▶ _Given exercise_: Count every line of the listing where the string "background" occurs, and reply with the count alone.

◇ ◇ ◇ ◇ ◇

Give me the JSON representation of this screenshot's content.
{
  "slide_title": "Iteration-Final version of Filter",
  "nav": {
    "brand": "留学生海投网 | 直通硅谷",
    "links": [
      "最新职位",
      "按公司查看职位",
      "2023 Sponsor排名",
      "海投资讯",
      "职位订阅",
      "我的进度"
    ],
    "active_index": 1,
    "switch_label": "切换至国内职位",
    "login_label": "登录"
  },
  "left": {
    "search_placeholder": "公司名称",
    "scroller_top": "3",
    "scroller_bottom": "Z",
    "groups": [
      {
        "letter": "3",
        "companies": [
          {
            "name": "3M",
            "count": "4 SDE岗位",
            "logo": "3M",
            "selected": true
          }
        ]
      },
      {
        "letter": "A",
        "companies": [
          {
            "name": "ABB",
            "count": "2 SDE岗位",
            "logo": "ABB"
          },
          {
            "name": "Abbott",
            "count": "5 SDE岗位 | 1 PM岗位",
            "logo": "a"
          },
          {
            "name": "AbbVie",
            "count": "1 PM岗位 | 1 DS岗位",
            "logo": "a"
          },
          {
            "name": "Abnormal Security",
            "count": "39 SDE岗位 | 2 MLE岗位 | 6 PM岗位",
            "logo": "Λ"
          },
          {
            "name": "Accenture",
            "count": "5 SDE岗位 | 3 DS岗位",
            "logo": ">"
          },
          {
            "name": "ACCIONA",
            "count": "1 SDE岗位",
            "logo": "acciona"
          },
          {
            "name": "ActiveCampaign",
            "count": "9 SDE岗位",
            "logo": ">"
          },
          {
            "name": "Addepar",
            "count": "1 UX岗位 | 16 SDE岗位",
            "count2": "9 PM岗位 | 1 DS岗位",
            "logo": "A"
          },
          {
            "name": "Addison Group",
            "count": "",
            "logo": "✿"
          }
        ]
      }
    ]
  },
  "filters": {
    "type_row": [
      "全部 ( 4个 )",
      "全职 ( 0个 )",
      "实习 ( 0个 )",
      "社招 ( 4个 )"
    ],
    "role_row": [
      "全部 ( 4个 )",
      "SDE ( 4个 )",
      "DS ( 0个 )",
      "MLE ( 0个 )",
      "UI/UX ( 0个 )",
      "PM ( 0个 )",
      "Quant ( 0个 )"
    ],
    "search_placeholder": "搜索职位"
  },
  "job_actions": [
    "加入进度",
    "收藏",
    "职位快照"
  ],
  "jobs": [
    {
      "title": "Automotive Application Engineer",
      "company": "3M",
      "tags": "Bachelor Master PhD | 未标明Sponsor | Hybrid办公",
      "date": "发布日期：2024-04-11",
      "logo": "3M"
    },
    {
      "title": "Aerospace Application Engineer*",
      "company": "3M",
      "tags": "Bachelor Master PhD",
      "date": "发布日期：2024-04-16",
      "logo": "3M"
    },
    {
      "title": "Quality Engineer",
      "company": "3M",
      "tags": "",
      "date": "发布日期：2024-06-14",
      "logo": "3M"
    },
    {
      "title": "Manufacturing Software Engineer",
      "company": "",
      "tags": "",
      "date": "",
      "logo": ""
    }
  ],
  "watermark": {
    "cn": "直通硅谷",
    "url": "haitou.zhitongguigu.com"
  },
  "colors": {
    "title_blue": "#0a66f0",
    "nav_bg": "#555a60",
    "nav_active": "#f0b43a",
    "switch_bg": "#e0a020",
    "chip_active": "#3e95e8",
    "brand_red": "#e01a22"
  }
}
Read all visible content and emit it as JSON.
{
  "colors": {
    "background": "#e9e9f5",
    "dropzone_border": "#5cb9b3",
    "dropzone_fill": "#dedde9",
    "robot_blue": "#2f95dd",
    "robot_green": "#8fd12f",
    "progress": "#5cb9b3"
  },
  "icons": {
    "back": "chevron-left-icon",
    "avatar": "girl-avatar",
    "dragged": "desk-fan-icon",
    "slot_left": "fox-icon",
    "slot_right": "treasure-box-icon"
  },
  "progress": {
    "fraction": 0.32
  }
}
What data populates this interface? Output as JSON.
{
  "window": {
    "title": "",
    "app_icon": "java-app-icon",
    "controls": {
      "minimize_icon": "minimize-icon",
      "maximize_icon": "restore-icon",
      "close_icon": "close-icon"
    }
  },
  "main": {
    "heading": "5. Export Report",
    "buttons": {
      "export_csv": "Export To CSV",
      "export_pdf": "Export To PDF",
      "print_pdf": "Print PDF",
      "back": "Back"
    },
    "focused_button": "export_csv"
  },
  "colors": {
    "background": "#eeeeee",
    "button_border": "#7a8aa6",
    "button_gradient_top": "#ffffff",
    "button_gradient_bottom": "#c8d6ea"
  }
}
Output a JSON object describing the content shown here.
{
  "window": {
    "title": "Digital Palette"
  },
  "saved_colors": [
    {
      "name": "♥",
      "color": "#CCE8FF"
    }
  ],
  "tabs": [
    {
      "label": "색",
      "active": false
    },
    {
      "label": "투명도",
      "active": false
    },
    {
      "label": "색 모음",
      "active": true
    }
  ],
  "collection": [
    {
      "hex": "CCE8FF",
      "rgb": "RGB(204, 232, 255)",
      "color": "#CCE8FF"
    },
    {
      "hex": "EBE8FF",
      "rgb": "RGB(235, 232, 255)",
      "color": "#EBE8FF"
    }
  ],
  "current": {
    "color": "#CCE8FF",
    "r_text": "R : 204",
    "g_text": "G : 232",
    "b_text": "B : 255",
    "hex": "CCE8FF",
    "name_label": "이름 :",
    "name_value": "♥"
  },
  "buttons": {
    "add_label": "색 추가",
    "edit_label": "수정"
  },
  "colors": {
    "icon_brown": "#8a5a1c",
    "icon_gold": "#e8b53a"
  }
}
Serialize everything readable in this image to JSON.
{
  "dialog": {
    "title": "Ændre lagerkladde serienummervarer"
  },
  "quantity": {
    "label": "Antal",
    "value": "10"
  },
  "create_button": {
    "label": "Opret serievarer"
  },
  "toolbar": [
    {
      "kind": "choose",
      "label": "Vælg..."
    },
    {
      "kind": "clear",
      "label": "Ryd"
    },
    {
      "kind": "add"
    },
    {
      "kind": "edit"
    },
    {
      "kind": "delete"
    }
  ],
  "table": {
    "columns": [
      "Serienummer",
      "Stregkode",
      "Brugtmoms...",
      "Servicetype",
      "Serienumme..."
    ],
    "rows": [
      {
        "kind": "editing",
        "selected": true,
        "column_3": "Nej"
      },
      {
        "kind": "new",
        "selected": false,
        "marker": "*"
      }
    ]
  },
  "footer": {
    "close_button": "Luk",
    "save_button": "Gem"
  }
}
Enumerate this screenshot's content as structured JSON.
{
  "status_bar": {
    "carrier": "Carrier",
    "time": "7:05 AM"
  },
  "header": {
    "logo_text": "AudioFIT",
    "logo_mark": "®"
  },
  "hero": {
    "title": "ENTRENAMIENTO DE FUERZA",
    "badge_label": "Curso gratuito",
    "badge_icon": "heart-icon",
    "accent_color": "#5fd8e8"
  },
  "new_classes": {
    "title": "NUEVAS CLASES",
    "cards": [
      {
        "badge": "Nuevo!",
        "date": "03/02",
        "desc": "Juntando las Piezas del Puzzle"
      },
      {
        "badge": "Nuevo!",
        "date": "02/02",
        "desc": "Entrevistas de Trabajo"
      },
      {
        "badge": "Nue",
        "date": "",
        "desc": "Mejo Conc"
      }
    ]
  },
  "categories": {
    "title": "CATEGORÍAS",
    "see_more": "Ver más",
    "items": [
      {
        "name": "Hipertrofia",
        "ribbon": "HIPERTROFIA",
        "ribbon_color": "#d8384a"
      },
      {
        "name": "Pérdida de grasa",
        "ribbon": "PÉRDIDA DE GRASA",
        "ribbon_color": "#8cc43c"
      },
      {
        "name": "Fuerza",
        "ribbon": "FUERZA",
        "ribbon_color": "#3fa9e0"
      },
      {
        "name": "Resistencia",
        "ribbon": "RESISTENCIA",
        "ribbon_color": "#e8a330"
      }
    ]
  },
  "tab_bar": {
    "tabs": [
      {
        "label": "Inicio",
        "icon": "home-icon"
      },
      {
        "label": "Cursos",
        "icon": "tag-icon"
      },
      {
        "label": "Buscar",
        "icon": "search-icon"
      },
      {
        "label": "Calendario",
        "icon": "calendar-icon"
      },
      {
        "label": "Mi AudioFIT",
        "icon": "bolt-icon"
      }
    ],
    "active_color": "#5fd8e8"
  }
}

◇ ◇ ◇ ◇ ◇

▶ _Complete response_: 2